___ Materials provided ___

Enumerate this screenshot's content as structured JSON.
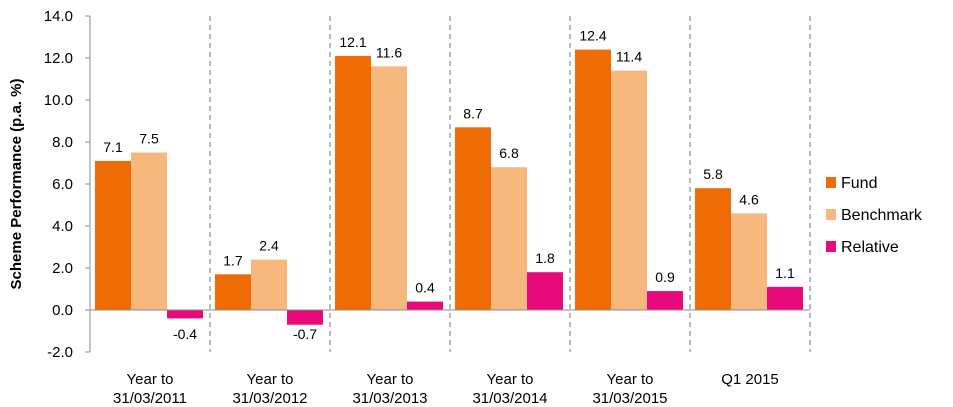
{
  "chart_data": {
    "type": "bar",
    "title": "",
    "xlabel": "",
    "ylabel": "Scheme Performance  (p.a. %)",
    "ylim": [
      -2.0,
      14.0
    ],
    "y_ticks": [
      "14.0",
      "12.0",
      "10.0",
      "8.0",
      "6.0",
      "4.0",
      "2.0",
      "0.0",
      "-2.0"
    ],
    "grid": false,
    "legend_position": "right",
    "categories": [
      [
        "Year to",
        "31/03/2011"
      ],
      [
        "Year to",
        "31/03/2012"
      ],
      [
        "Year to",
        "31/03/2013"
      ],
      [
        "Year to",
        "31/03/2014"
      ],
      [
        "Year to",
        "31/03/2015"
      ],
      [
        "Q1 2015"
      ]
    ],
    "series": [
      {
        "name": "Fund",
        "color": "#ED6C05",
        "values": [
          7.1,
          1.7,
          12.1,
          8.7,
          12.4,
          5.8
        ],
        "labels": [
          "7.1",
          "1.7",
          "12.1",
          "8.7",
          "12.4",
          "5.8"
        ]
      },
      {
        "name": "Benchmark",
        "color": "#F7B87E",
        "values": [
          7.5,
          2.4,
          11.6,
          6.8,
          11.4,
          4.6
        ],
        "labels": [
          "7.5",
          "2.4",
          "11.6",
          "6.8",
          "11.4",
          "4.6"
        ]
      },
      {
        "name": "Relative",
        "color": "#E8097A",
        "values": [
          -0.4,
          -0.7,
          0.4,
          1.8,
          0.9,
          1.1
        ],
        "labels": [
          "-0.4",
          "-0.7",
          "0.4",
          "1.8",
          "0.9",
          "1.1"
        ]
      }
    ]
  }
}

___

Work instructions.
Output the data exactly. Pictures don't belong in the result.

Task response.
Enumerate this screenshot's content as structured JSON.
{
  "chart_data": {
    "type": "bar",
    "title": "",
    "xlabel": "",
    "ylabel": "Scheme Performance  (p.a. %)",
    "ylim": [
      -2.0,
      14.0
    ],
    "y_ticks": [
      "14.0",
      "12.0",
      "10.0",
      "8.0",
      "6.0",
      "4.0",
      "2.0",
      "0.0",
      "-2.0"
    ],
    "grid": false,
    "legend_position": "right",
    "categories": [
      [
        "Year to",
        "31/03/2011"
      ],
      [
        "Year to",
        "31/03/2012"
      ],
      [
        "Year to",
        "31/03/2013"
      ],
      [
        "Year to",
        "31/03/2014"
      ],
      [
        "Year to",
        "31/03/2015"
      ],
      [
        "Q1 2015"
      ]
    ],
    "series": [
      {
        "name": "Fund",
        "color": "#ED6C05",
        "values": [
          7.1,
          1.7,
          12.1,
          8.7,
          12.4,
          5.8
        ],
        "labels": [
          "7.1",
          "1.7",
          "12.1",
          "8.7",
          "12.4",
          "5.8"
        ]
      },
      {
        "name": "Benchmark",
        "color": "#F7B87E",
        "values": [
          7.5,
          2.4,
          11.6,
          6.8,
          11.4,
          4.6
        ],
        "labels": [
          "7.5",
          "2.4",
          "11.6",
          "6.8",
          "11.4",
          "4.6"
        ]
      },
      {
        "name": "Relative",
        "color": "#E8097A",
        "values": [
          -0.4,
          -0.7,
          0.4,
          1.8,
          0.9,
          1.1
        ],
        "labels": [
          "-0.4",
          "-0.7",
          "0.4",
          "1.8",
          "0.9",
          "1.1"
        ]
      }
    ]
  }
}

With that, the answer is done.